> [Texto selecionado]

------------------------------

Amazonas

Zona Franca: Wilson Lima afirma que não vai recorrer contra decisão de Bolsonaro sobre IPI

Atualizada às 16h15

Após passar mais de 72 horas em silêncio depois da prrogação até maio o Decreto 10.979, que reduz o Imposto Sobre Produtos Industrializados (IPI) para a linha branca em 25%, o governo do Amazonas finalmente se manifestou, mas se limitou a dizer que vai “continuar conversando” com governo.

Em nota divulgada para a imprensa, a Secretaria de Estado da Comunicação (Secom) afirmou que o governador do Amazonas, Wilson Lima (União Brasil), conversou, na manhã da última sexta-feira (01/04/2022), com a secretária de Produtividade e Competitividade do Ministério da Economia, Daniella Marques, sobre o decreto publicado pelo Governo Federal.

Segundo a secretaria, como decreto tem um prazo de 30 dias para entrar em rigor, nesse sentido, as discussões irão continuar acontecendo entre os técnicos do ministério e segmentos da Zona Franca de Manaus, com o objetivo de se buscar um entendimento que proteja o modelo econômico. O governador afirmou ainda “que as tratativas com o Governo Federal devam seguir com serenidade”.

Tanto o governador Wilson Lima (União Brasil) quanto o prefeito de Manaus, David Almeida (Avante) não manifestaram qualquer opinião, acionaram as suas respectivas procuradorias até a tarde desta segunda-feira (04/04/2022). A prefeitura, aliás, segue em silêncio. Ambos não se manifestaram inclusive pelas redes sociais. Vale lembrar que ambos demonstram publicamente alinhamento com o presidente Jair Bolsonaro (PL), que assinou o decreto.

Enquanto isso, o Decreto 10.979, que reduz o Imposto Sobre Produtos Industrializados (IPI) para a linha branca em 25% segue valendo até o dia 01 de maio. A medida diminui a competitividade das empresas do Pólo Industrial de Manaus, favorecendo sua saída e perda de 110 mil empregos diretos.

No dia 25 de fevereiro, o governador do Amazonas, Wilson Lima e uma comitiva de empresários e políticos locais, afirmou que o presidente prometeu em Brasília que excluiria os produtos da Zona Franca do decreto até o começo de abril, fato que acabou não acontecendo.

------------------------------

> [Registros]
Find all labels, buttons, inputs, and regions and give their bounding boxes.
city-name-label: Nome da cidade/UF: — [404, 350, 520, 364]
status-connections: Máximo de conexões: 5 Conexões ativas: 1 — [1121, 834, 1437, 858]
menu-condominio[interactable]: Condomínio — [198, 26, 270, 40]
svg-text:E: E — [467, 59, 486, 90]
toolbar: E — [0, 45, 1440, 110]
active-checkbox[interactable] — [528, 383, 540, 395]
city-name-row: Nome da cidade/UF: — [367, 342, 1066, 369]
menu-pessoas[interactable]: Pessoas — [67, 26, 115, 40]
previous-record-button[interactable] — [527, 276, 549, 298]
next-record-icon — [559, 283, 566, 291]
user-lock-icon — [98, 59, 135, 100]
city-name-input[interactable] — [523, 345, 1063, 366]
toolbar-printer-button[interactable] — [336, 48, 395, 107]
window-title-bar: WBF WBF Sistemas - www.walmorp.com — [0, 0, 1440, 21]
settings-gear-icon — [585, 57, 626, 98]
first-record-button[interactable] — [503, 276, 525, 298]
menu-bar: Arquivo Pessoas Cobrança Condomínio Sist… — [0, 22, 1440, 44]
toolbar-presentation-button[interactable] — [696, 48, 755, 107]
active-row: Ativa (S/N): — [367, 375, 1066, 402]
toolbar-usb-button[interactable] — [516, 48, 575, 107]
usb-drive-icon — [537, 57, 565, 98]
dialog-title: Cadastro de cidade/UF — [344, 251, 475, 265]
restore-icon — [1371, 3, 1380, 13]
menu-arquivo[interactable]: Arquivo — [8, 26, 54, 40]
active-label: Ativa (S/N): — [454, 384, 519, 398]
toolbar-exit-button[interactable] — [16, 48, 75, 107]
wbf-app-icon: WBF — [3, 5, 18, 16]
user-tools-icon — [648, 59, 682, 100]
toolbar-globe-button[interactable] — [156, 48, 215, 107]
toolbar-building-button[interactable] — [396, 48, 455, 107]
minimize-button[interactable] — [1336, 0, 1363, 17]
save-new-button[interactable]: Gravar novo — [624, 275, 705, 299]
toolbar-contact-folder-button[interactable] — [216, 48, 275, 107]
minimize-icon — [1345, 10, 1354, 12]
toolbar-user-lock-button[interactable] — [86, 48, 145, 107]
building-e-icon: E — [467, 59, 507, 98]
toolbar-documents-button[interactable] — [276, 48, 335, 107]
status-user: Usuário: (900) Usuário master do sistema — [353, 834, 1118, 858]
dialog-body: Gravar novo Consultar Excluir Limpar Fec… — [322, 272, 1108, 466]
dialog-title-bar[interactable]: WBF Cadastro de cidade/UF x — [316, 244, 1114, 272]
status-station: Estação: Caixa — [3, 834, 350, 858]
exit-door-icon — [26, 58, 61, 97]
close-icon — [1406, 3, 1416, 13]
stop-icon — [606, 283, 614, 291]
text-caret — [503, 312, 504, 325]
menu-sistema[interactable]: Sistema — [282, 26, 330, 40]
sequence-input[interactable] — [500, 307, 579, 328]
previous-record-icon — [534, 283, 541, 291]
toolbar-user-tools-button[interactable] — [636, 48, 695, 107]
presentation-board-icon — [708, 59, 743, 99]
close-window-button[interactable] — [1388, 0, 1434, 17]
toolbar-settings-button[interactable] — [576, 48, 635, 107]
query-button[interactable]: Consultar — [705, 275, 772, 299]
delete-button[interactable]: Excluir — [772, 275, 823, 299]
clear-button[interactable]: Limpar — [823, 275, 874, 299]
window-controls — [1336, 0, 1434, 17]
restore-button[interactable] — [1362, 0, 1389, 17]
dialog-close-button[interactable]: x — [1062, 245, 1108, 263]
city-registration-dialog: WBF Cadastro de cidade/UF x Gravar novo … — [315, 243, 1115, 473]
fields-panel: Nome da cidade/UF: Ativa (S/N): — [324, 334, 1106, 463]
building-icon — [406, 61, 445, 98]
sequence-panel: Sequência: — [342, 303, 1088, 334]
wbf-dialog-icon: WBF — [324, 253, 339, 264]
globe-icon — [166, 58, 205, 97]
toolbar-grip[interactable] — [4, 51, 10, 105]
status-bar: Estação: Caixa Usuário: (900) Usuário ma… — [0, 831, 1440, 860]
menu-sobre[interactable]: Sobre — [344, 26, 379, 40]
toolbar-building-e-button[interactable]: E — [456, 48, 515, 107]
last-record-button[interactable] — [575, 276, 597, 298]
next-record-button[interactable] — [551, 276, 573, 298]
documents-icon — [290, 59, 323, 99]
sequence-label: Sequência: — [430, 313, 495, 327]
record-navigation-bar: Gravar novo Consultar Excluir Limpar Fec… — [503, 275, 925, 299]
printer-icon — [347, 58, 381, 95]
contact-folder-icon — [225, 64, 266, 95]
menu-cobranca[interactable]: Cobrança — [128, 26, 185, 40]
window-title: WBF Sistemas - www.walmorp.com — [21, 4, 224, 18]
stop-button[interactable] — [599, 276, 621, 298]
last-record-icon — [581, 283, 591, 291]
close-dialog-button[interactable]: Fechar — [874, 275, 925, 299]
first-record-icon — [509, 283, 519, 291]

------------------------------

> [Explore o material]
1) No texto sobre a Zona Franca, até que dia o Decreto 10.979 segue valendo?
2) Transcreva do texto sobre a Zona Franca o trecho que começa nas palavras "Tanto o governador" e termina depois de "assinou o decreto.".

> [Respostas]
1) Até o dia 01 de maio.

2)
Tanto o governador Wilson Lima (União Brasil) quanto o prefeito de Manaus, David Almeida (Avante) não manifestaram qualquer opinião, acionaram as suas respectivas procuradorias até a tarde desta segunda-feira (04/04/2022). A prefeitura, aliás, segue em silêncio. Ambos não se manifestaram inclusive pelas redes sociais. Vale lembrar que ambos demonstram publicamente alinhamento com o presidente Jair Bolsonaro (PL), que assinou o decreto.